What the task asks ▸
Below is a listing to transcribe in full and exactly; keep the pictures out.

-- start --

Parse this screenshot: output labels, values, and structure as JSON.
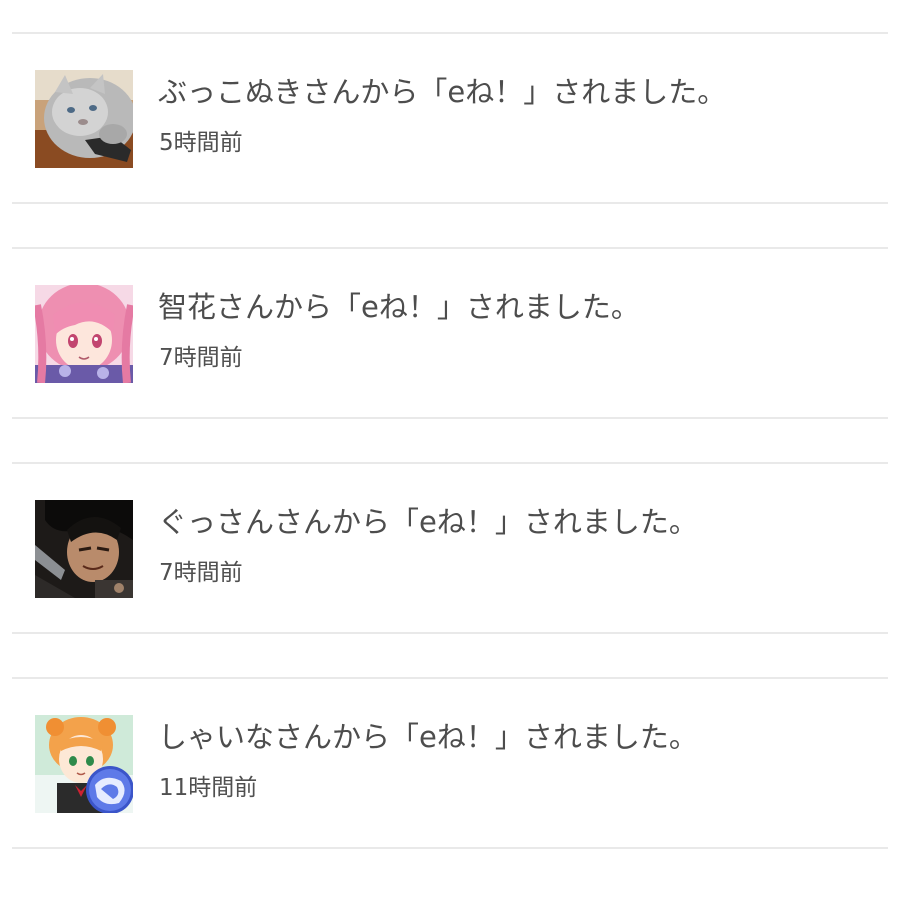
{
  "notifications": [
    {
      "message": "ぶっこぬきさんから「eね！」されました。",
      "time": "5時間前",
      "avatar_icon": "gray-cat-avatar-icon"
    },
    {
      "message": "智花さんから「eね！」されました。",
      "time": "7時間前",
      "avatar_icon": "pink-hair-anime-girl-avatar-icon"
    },
    {
      "message": "ぐっさんさんから「eね！」されました。",
      "time": "7時間前",
      "avatar_icon": "dark-hair-anime-warrior-avatar-icon"
    },
    {
      "message": "しゃいなさんから「eね！」されました。",
      "time": "11時間前",
      "avatar_icon": "orange-hair-anime-girl-avatar-icon"
    }
  ]
}
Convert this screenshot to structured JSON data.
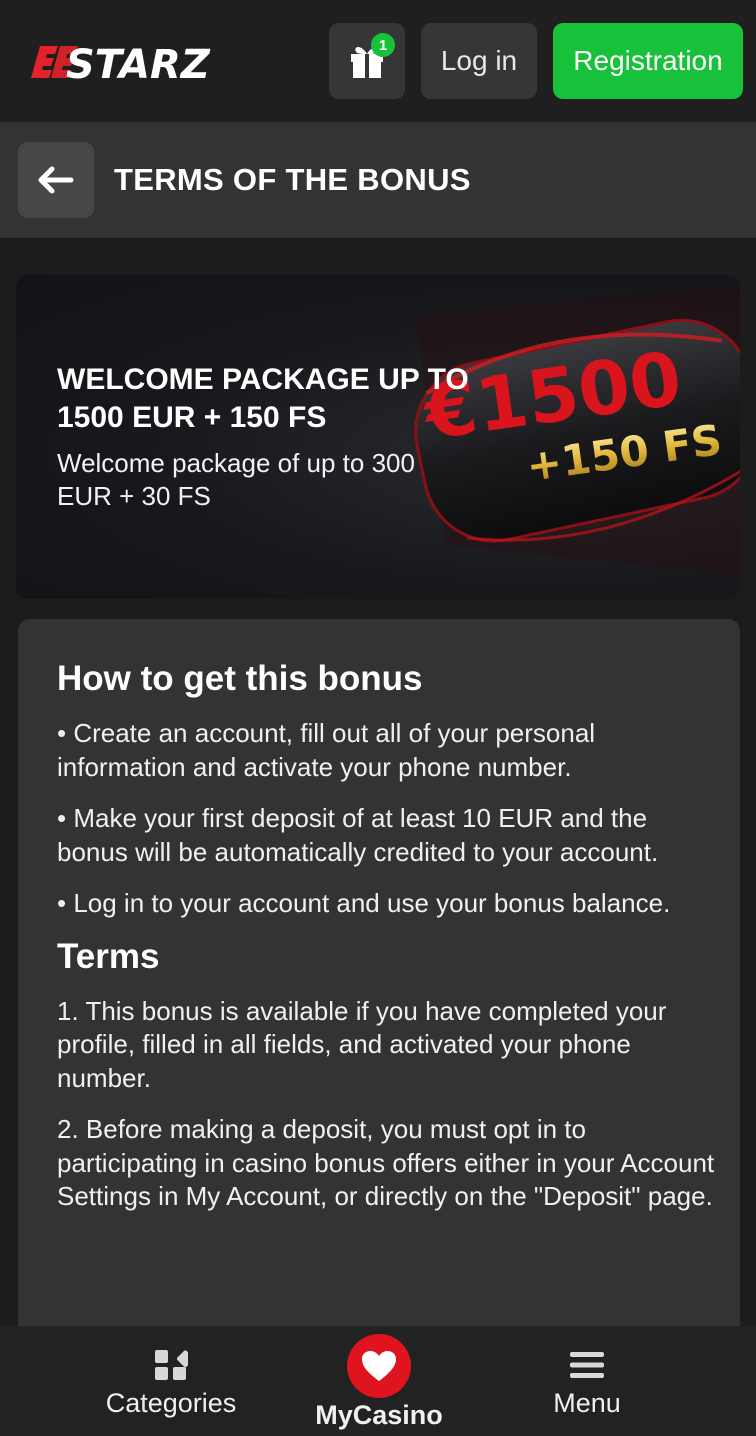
{
  "header": {
    "logo_text": "STARZ",
    "gift_badge_count": "1",
    "login_label": "Log in",
    "registration_label": "Registration",
    "colors": {
      "accent_green": "#17c23a",
      "logo_red": "#e5212a"
    }
  },
  "titlebar": {
    "back_icon": "arrow-left-icon",
    "title": "TERMS OF THE BONUS"
  },
  "banner": {
    "title": "WELCOME PACKAGE UP TO 1500 EUR + 150 FS",
    "subtitle": "Welcome package of up to 300 EUR + 30 FS",
    "art_amount": "€1500",
    "art_fs": "+150 FS"
  },
  "content": {
    "how_heading": "How to get this bonus",
    "how_items": [
      "• Create an account, fill out all of your personal information and activate your phone number.",
      "• Make your first deposit of at least 10 EUR and the bonus will be automatically credited to your account.",
      "• Log in to your account and use your bonus balance."
    ],
    "terms_heading": "Terms",
    "terms_items": [
      "1. This bonus is available if you have completed your profile, filled in all fields, and activated your phone number.",
      "2. Before making a deposit, you must opt in to participating in casino bonus offers either in your Account Settings in My Account, or directly on the \"Deposit\" page."
    ]
  },
  "bottomnav": {
    "categories_label": "Categories",
    "mycasino_label": "MyCasino",
    "menu_label": "Menu",
    "colors": {
      "heart_red": "#e0141e"
    }
  }
}
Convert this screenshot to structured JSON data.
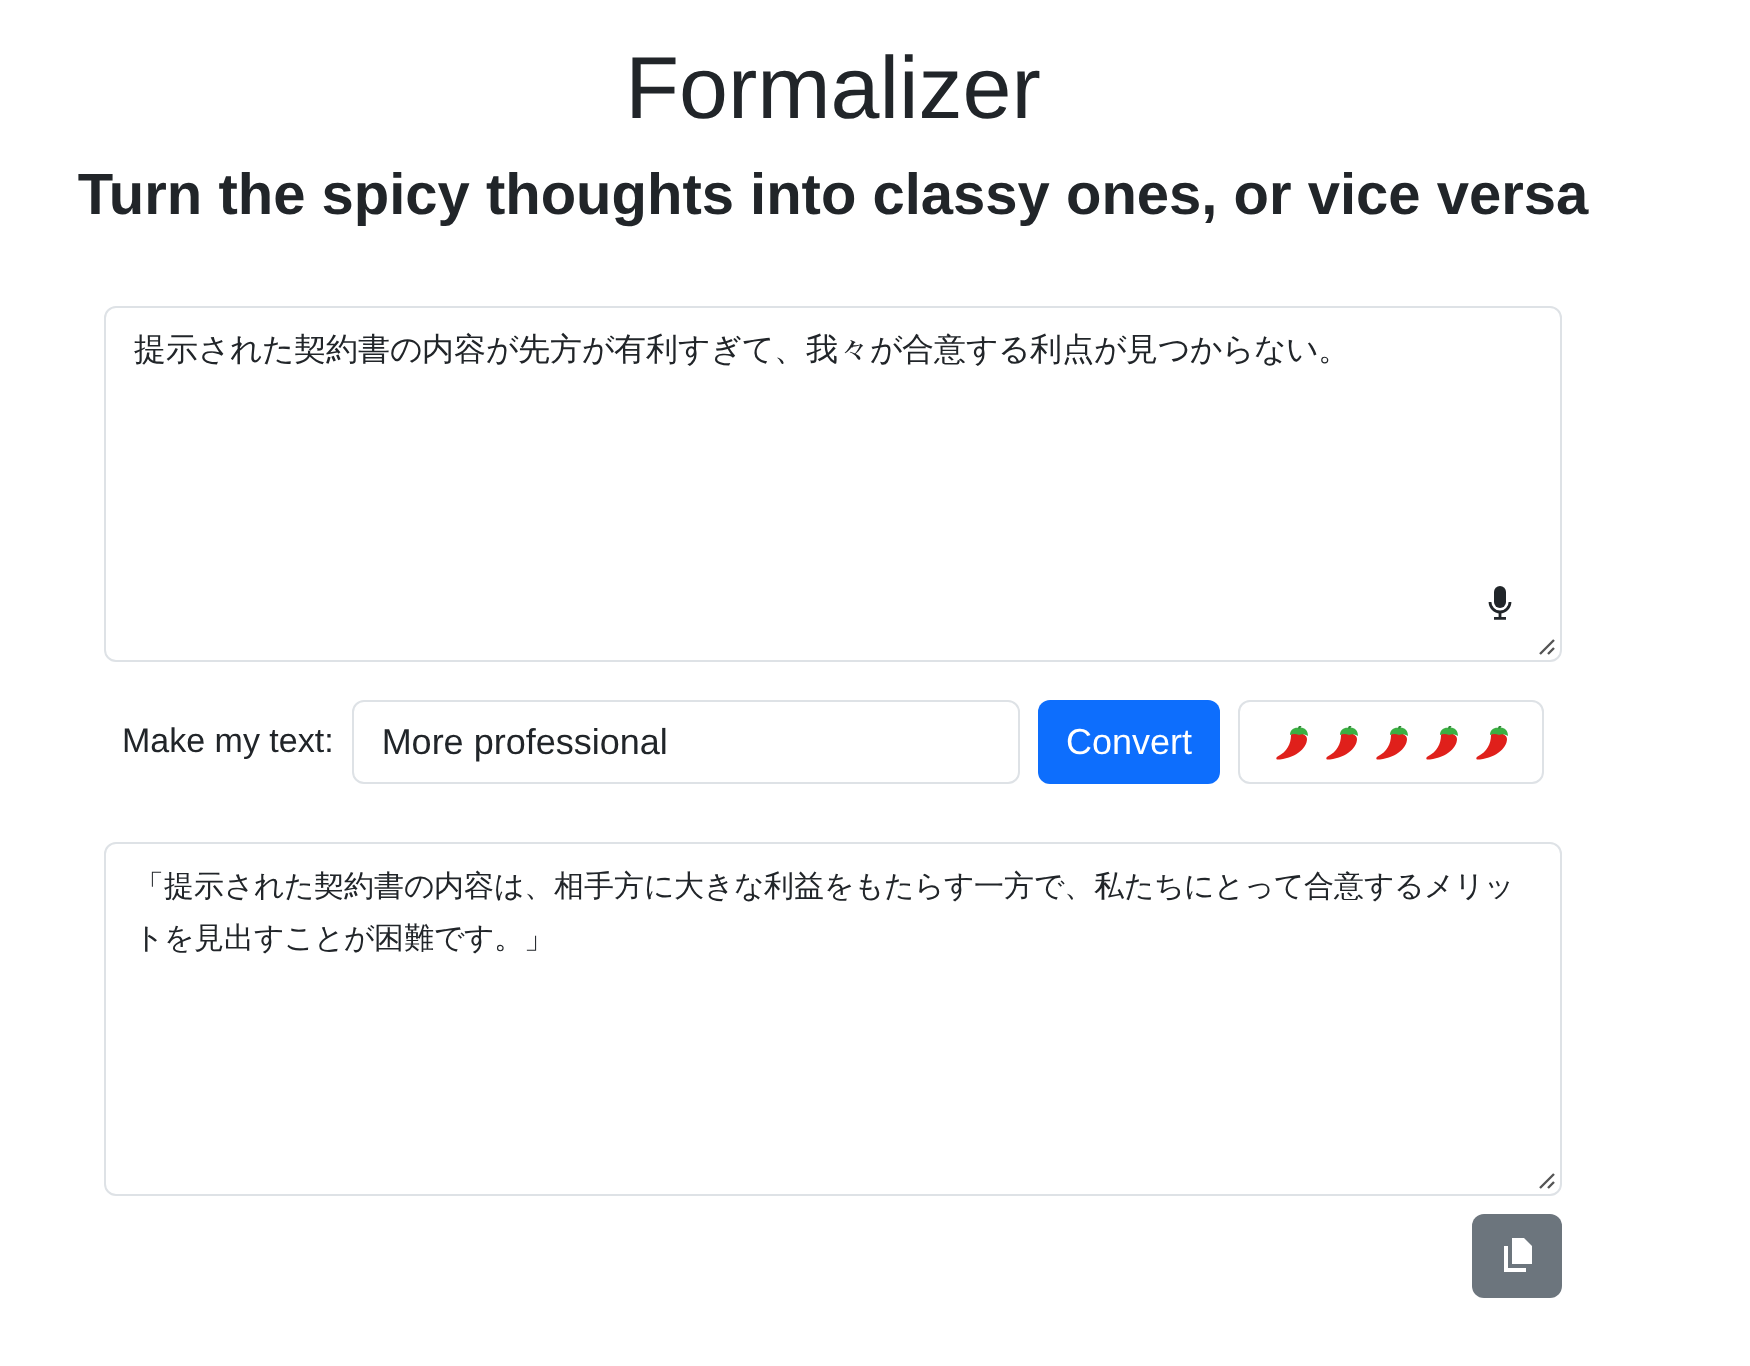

-- end --

Worked answer ▸
Parse this screenshot: output labels, values, and structure as JSON.
{
  "notifications": [
    {
      "message": "ぶっこぬきさんから「eね！」されました。",
      "time": "5時間前",
      "avatar_icon": "gray-cat-avatar-icon"
    },
    {
      "message": "智花さんから「eね！」されました。",
      "time": "7時間前",
      "avatar_icon": "pink-hair-anime-girl-avatar-icon"
    },
    {
      "message": "ぐっさんさんから「eね！」されました。",
      "time": "7時間前",
      "avatar_icon": "dark-hair-anime-warrior-avatar-icon"
    },
    {
      "message": "しゃいなさんから「eね！」されました。",
      "time": "11時間前",
      "avatar_icon": "orange-hair-anime-girl-avatar-icon"
    }
  ]
}
Convert this screenshot to structured JSON data.
{
  "header": {
    "logo_text": "STARZ",
    "gift_badge_count": "1",
    "login_label": "Log in",
    "registration_label": "Registration",
    "colors": {
      "accent_green": "#17c23a",
      "logo_red": "#e5212a"
    }
  },
  "titlebar": {
    "back_icon": "arrow-left-icon",
    "title": "TERMS OF THE BONUS"
  },
  "banner": {
    "title": "WELCOME PACKAGE UP TO 1500 EUR + 150 FS",
    "subtitle": "Welcome package of up to 300 EUR + 30 FS",
    "art_amount": "€1500",
    "art_fs": "+150 FS"
  },
  "content": {
    "how_heading": "How to get this bonus",
    "how_items": [
      "• Create an account, fill out all of your personal information and activate your phone number.",
      "• Make your first deposit of at least 10 EUR and the bonus will be automatically credited to your account.",
      "• Log in to your account and use your bonus balance."
    ],
    "terms_heading": "Terms",
    "terms_items": [
      "1. This bonus is available if you have completed your profile, filled in all fields, and activated your phone number.",
      "2. Before making a deposit, you must opt in to participating in casino bonus offers either in your Account Settings in My Account, or directly on the \"Deposit\" page."
    ]
  },
  "bottomnav": {
    "categories_label": "Categories",
    "mycasino_label": "MyCasino",
    "menu_label": "Menu",
    "colors": {
      "heart_red": "#e0141e"
    }
  }
}
Convert this screenshot to structured JSON data.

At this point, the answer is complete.